§ **EXERCISE**: Repeat the records word for word, from the start of the records through the line that contains "x-tick-label: Same Allocation", with both ends included.

[Element box records]

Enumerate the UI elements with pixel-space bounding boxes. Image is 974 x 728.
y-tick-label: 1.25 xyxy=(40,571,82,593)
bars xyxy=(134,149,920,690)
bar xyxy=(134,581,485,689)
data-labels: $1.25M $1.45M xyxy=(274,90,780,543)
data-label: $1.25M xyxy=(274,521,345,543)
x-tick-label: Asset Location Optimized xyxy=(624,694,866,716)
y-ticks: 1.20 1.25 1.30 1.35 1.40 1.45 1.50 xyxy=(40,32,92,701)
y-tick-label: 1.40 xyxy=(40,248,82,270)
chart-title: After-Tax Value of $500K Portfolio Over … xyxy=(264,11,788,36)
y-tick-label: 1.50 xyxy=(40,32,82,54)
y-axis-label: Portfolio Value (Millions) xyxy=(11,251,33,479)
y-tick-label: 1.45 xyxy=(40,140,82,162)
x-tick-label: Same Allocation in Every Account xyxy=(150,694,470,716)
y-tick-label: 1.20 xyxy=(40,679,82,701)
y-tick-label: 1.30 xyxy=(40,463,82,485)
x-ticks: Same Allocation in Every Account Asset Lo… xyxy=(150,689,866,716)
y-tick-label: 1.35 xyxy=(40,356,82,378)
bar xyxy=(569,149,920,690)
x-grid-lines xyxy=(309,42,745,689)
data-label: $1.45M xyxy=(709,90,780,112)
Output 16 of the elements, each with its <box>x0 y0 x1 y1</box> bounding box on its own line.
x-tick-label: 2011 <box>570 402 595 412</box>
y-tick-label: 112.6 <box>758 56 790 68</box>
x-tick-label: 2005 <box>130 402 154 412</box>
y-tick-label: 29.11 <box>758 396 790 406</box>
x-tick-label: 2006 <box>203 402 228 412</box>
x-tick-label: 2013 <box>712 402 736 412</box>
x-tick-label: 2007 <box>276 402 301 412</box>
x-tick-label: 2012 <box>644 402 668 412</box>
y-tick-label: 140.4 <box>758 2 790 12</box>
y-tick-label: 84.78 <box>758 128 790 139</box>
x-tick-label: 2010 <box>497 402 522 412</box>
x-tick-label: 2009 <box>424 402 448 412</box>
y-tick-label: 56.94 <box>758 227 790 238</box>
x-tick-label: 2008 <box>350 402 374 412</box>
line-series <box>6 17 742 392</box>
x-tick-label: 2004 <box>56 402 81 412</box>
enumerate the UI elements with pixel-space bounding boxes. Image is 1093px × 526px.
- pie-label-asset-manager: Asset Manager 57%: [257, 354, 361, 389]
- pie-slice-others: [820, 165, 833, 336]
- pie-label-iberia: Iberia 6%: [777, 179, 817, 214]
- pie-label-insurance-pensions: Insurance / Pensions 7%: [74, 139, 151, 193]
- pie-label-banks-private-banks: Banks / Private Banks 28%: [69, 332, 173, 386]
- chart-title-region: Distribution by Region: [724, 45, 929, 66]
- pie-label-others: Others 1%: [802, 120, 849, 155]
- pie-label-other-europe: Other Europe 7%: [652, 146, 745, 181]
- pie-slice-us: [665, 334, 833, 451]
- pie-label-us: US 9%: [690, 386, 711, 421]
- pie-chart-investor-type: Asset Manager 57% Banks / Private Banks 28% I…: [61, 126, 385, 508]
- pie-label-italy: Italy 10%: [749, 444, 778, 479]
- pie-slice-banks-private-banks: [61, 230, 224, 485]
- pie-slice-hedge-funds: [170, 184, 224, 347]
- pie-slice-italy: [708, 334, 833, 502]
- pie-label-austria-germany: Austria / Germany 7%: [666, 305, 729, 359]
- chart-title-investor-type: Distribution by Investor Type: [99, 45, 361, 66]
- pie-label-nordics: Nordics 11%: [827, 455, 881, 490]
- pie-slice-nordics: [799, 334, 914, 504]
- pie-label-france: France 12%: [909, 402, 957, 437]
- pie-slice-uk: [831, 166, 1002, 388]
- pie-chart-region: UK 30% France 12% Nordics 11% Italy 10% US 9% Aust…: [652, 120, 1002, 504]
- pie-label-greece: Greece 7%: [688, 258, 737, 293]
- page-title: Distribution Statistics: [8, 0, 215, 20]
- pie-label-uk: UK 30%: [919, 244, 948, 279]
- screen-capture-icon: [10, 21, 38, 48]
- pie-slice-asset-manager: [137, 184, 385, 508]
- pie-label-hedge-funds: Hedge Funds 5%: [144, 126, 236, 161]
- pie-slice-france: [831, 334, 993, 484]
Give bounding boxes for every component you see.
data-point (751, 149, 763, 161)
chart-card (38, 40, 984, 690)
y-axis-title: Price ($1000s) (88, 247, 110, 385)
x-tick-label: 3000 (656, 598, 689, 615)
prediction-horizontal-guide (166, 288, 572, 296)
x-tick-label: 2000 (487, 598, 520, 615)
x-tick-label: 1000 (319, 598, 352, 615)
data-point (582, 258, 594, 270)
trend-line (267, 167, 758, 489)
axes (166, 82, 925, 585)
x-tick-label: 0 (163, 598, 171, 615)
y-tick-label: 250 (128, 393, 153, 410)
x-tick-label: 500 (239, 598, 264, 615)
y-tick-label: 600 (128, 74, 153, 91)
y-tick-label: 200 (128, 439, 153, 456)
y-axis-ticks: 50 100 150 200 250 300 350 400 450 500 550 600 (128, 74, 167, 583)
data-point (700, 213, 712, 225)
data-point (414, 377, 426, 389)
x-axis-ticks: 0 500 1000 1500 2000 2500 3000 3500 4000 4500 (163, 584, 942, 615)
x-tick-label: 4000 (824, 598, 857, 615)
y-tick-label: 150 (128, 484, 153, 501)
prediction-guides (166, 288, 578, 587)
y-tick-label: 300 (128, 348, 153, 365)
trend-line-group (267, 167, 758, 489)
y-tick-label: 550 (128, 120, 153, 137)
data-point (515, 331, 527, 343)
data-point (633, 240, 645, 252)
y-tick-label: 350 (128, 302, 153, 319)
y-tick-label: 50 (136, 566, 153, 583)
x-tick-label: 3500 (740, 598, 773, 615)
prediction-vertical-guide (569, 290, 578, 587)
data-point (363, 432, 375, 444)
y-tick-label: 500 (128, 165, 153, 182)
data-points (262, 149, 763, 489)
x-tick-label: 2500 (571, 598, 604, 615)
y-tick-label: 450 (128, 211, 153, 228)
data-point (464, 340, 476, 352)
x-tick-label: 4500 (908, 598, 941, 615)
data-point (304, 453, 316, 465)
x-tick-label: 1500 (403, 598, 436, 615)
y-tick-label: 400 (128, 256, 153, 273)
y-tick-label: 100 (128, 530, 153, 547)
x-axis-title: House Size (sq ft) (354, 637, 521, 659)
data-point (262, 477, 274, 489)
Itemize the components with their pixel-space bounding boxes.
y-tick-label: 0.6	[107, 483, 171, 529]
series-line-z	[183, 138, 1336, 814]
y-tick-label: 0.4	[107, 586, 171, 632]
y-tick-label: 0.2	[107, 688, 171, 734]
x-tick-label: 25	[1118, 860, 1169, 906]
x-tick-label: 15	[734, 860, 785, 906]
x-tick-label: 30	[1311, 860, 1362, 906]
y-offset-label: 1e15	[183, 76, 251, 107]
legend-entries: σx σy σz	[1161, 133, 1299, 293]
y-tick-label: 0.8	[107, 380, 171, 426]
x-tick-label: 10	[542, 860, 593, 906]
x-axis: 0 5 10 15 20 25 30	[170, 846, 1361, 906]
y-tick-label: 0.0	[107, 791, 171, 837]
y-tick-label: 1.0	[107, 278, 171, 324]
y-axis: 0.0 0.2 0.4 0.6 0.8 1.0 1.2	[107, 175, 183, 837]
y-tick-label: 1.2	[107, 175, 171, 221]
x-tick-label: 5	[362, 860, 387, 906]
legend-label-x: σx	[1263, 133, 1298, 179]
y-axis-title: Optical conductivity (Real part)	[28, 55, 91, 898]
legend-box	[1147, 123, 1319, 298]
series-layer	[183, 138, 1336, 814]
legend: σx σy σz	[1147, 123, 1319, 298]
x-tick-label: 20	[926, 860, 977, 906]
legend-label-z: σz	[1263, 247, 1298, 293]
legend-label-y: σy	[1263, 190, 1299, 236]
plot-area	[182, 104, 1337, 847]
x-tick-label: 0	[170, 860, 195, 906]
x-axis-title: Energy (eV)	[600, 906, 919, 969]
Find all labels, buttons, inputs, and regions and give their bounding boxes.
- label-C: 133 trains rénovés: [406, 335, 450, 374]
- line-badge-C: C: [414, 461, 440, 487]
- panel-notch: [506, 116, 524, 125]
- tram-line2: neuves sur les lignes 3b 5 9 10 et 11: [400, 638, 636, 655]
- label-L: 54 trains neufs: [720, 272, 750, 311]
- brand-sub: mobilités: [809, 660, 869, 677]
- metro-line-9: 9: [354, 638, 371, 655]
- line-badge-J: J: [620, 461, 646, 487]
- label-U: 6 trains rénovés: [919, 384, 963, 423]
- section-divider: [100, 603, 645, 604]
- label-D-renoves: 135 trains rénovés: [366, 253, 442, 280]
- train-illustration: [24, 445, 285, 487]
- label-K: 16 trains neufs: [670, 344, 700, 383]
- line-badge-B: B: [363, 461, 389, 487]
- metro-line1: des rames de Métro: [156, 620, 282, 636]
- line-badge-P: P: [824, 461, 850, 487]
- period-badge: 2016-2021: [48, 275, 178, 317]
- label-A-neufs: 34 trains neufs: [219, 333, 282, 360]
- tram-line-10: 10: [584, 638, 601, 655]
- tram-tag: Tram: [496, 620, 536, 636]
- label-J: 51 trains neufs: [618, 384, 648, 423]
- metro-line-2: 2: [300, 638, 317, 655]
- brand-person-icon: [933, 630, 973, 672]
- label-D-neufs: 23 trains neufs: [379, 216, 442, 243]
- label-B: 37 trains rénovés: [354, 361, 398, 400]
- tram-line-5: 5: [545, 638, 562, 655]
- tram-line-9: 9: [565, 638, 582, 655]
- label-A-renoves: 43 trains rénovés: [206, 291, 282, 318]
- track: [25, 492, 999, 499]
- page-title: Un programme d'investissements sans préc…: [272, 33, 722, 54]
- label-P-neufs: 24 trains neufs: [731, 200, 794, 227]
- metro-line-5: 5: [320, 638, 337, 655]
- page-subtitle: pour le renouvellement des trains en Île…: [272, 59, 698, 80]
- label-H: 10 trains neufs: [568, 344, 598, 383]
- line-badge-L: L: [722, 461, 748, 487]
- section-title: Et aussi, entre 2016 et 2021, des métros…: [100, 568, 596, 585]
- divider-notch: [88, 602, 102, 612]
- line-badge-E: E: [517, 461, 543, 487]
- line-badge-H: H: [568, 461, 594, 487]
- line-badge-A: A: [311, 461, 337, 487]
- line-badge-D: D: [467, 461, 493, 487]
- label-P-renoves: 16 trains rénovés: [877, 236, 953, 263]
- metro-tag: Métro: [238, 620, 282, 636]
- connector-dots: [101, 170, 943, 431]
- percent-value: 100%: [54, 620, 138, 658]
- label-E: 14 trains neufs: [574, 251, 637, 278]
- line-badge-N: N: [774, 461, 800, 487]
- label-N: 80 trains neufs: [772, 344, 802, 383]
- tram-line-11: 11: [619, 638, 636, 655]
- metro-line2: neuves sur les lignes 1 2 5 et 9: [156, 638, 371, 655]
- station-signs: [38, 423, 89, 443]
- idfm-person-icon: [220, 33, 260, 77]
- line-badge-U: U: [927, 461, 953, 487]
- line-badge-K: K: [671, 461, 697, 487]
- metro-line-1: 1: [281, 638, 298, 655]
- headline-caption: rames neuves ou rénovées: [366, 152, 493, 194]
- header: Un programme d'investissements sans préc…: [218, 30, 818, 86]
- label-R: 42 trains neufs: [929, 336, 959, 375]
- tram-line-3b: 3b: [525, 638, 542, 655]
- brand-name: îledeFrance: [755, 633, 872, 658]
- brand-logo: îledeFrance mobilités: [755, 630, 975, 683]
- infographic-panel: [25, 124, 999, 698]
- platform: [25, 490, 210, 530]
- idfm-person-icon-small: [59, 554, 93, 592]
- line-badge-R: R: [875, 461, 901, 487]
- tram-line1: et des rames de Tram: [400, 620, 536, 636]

§ **RESPONSE BELOW**:
Enumerate the UI elements with pixel-space bounding boxes. Image is 974 x 728.
y-tick-label: 1.25 xyxy=(40,571,82,593)
bars xyxy=(134,149,920,690)
bar xyxy=(134,581,485,689)
data-labels: $1.25M $1.45M xyxy=(274,90,780,543)
data-label: $1.25M xyxy=(274,521,345,543)
x-tick-label: Asset Location Optimized xyxy=(624,694,866,716)
y-ticks: 1.20 1.25 1.30 1.35 1.40 1.45 1.50 xyxy=(40,32,92,701)
y-tick-label: 1.40 xyxy=(40,248,82,270)
chart-title: After-Tax Value of $500K Portfolio Over … xyxy=(264,11,788,36)
y-tick-label: 1.50 xyxy=(40,32,82,54)
y-axis-label: Portfolio Value (Millions) xyxy=(11,251,33,479)
y-tick-label: 1.45 xyxy=(40,140,82,162)
x-tick-label: Same Allocation in Every Account xyxy=(150,694,470,716)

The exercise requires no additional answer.